┏━━

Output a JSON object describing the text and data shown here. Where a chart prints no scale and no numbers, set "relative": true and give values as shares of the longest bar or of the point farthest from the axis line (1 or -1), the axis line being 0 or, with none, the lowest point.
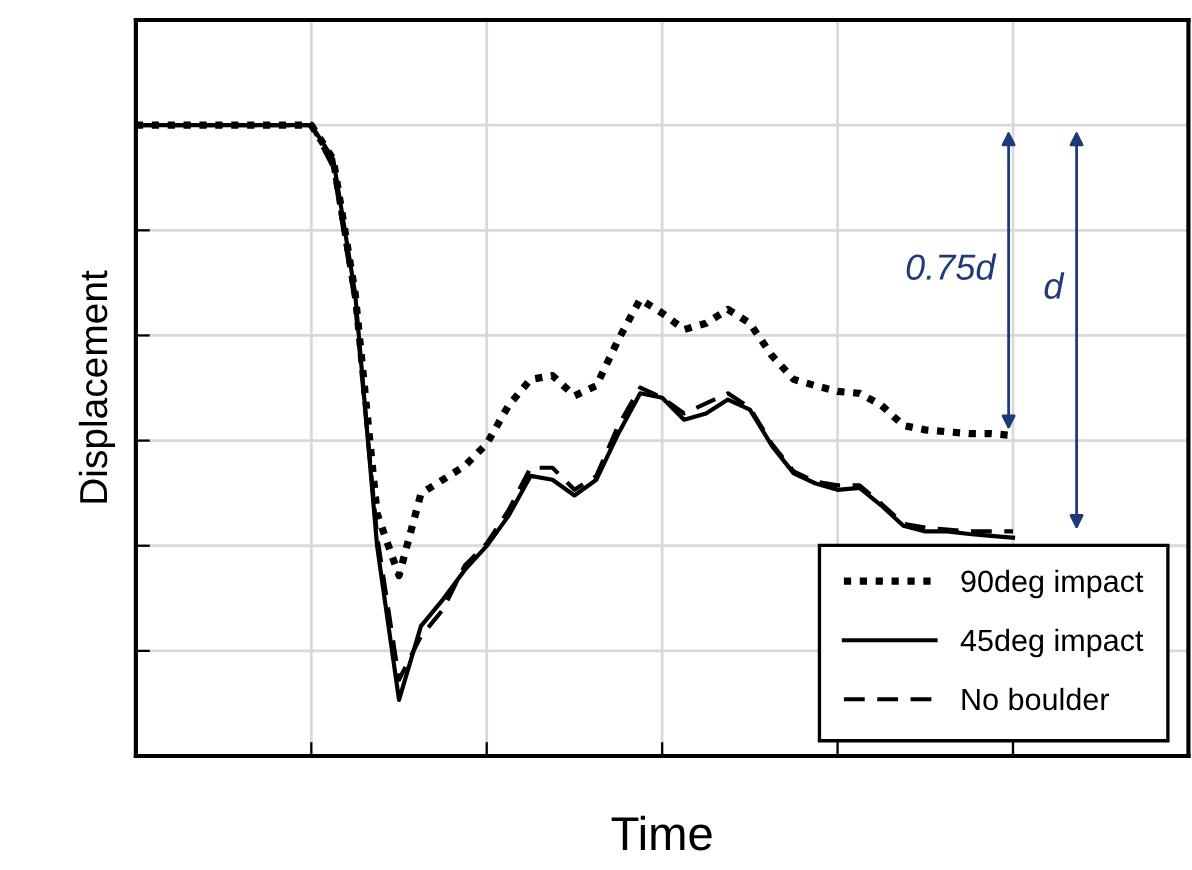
{
  "chart_data": {
    "type": "line",
    "relative": true,
    "xlabel": "Time",
    "ylabel": "Displacement",
    "grid": true,
    "legend": "bottom right",
    "categories": [
      null,
      null,
      null,
      null,
      null,
      null,
      null,
      null,
      null,
      null,
      null,
      null,
      null,
      null,
      null,
      null,
      null,
      null,
      null,
      null,
      null,
      null,
      null,
      null,
      null,
      null,
      null,
      null,
      null,
      null,
      null,
      null,
      null,
      null,
      null,
      null,
      null,
      null,
      null,
      null,
      null,
      null,
      null,
      null,
      null,
      null,
      null,
      null,
      null
    ],
    "series": [
      {
        "name": "90deg impact",
        "color": "#000000",
        "line_style": "dotted",
        "values": [
          1,
          1,
          1,
          1,
          1,
          1,
          1,
          1,
          1,
          0.946,
          0.733,
          0.384,
          0.286,
          0.416,
          0.438,
          0.46,
          0.495,
          0.556,
          0.597,
          0.603,
          0.571,
          0.587,
          0.66,
          0.724,
          0.702,
          0.676,
          0.686,
          0.708,
          0.686,
          0.635,
          0.597,
          0.587,
          0.578,
          0.575,
          0.556,
          0.524,
          0.517,
          0.514,
          0.511,
          0.511,
          0.508,
          null,
          null,
          null,
          null,
          null,
          null,
          null,
          null
        ]
      },
      {
        "name": "45deg impact",
        "color": "#000000",
        "line_style": "solid",
        "values": [
          1,
          1,
          1,
          1,
          1,
          1,
          1,
          1,
          1,
          0.946,
          0.733,
          0.333,
          0.089,
          0.206,
          0.248,
          0.295,
          0.333,
          0.381,
          0.444,
          0.438,
          0.413,
          0.438,
          0.511,
          0.575,
          0.568,
          0.533,
          0.543,
          0.565,
          0.549,
          0.492,
          0.448,
          0.432,
          0.422,
          0.425,
          0.397,
          0.365,
          0.356,
          0.356,
          0.352,
          0.349,
          0.346,
          null,
          null,
          null,
          null,
          null,
          null,
          null,
          null
        ]
      },
      {
        "name": "No boulder",
        "color": "#000000",
        "line_style": "dashed",
        "values": [
          1,
          1,
          1,
          1,
          1,
          1,
          1,
          1,
          1,
          0.933,
          0.717,
          0.349,
          0.121,
          0.19,
          0.232,
          0.302,
          0.337,
          0.39,
          0.457,
          0.457,
          0.422,
          0.444,
          0.524,
          0.584,
          0.568,
          0.543,
          0.559,
          0.575,
          0.552,
          0.495,
          0.451,
          0.435,
          0.429,
          0.429,
          0.4,
          0.368,
          0.362,
          0.359,
          0.356,
          0.356,
          0.356,
          null,
          null,
          null,
          null,
          null,
          null,
          null,
          null
        ]
      }
    ],
    "annotations": [
      "0.75d",
      "d"
    ]
  }
}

┗━━

Short exercise – Repeat the material exactly as it reads, without any of its pictures.

The reply –
Output a JSON object describing the text and data shown here. Where a chart prints no scale and no numbers, set "relative": true and give values as shares of the longest bar or of the point farthest from the axis line (1 or -1), the axis line being 0 or, with none, the lowest point.
{
  "chart_data": {
    "type": "line",
    "relative": true,
    "xlabel": "Time",
    "ylabel": "Displacement",
    "grid": true,
    "legend": "bottom right",
    "categories": [
      null,
      null,
      null,
      null,
      null,
      null,
      null,
      null,
      null,
      null,
      null,
      null,
      null,
      null,
      null,
      null,
      null,
      null,
      null,
      null,
      null,
      null,
      null,
      null,
      null,
      null,
      null,
      null,
      null,
      null,
      null,
      null,
      null,
      null,
      null,
      null,
      null,
      null,
      null,
      null,
      null,
      null,
      null,
      null,
      null,
      null,
      null,
      null,
      null
    ],
    "series": [
      {
        "name": "90deg impact",
        "color": "#000000",
        "line_style": "dotted",
        "values": [
          1,
          1,
          1,
          1,
          1,
          1,
          1,
          1,
          1,
          0.946,
          0.733,
          0.384,
          0.286,
          0.416,
          0.438,
          0.46,
          0.495,
          0.556,
          0.597,
          0.603,
          0.571,
          0.587,
          0.66,
          0.724,
          0.702,
          0.676,
          0.686,
          0.708,
          0.686,
          0.635,
          0.597,
          0.587,
          0.578,
          0.575,
          0.556,
          0.524,
          0.517,
          0.514,
          0.511,
          0.511,
          0.508,
          null,
          null,
          null,
          null,
          null,
          null,
          null,
          null
        ]
      },
      {
        "name": "45deg impact",
        "color": "#000000",
        "line_style": "solid",
        "values": [
          1,
          1,
          1,
          1,
          1,
          1,
          1,
          1,
          1,
          0.946,
          0.733,
          0.333,
          0.089,
          0.206,
          0.248,
          0.295,
          0.333,
          0.381,
          0.444,
          0.438,
          0.413,
          0.438,
          0.511,
          0.575,
          0.568,
          0.533,
          0.543,
          0.565,
          0.549,
          0.492,
          0.448,
          0.432,
          0.422,
          0.425,
          0.397,
          0.365,
          0.356,
          0.356,
          0.352,
          0.349,
          0.346,
          null,
          null,
          null,
          null,
          null,
          null,
          null,
          null
        ]
      },
      {
        "name": "No boulder",
        "color": "#000000",
        "line_style": "dashed",
        "values": [
          1,
          1,
          1,
          1,
          1,
          1,
          1,
          1,
          1,
          0.933,
          0.717,
          0.349,
          0.121,
          0.19,
          0.232,
          0.302,
          0.337,
          0.39,
          0.457,
          0.457,
          0.422,
          0.444,
          0.524,
          0.584,
          0.568,
          0.543,
          0.559,
          0.575,
          0.552,
          0.495,
          0.451,
          0.435,
          0.429,
          0.429,
          0.4,
          0.368,
          0.362,
          0.359,
          0.356,
          0.356,
          0.356,
          null,
          null,
          null,
          null,
          null,
          null,
          null,
          null
        ]
      }
    ],
    "annotations": [
      "0.75d",
      "d"
    ]
  }
}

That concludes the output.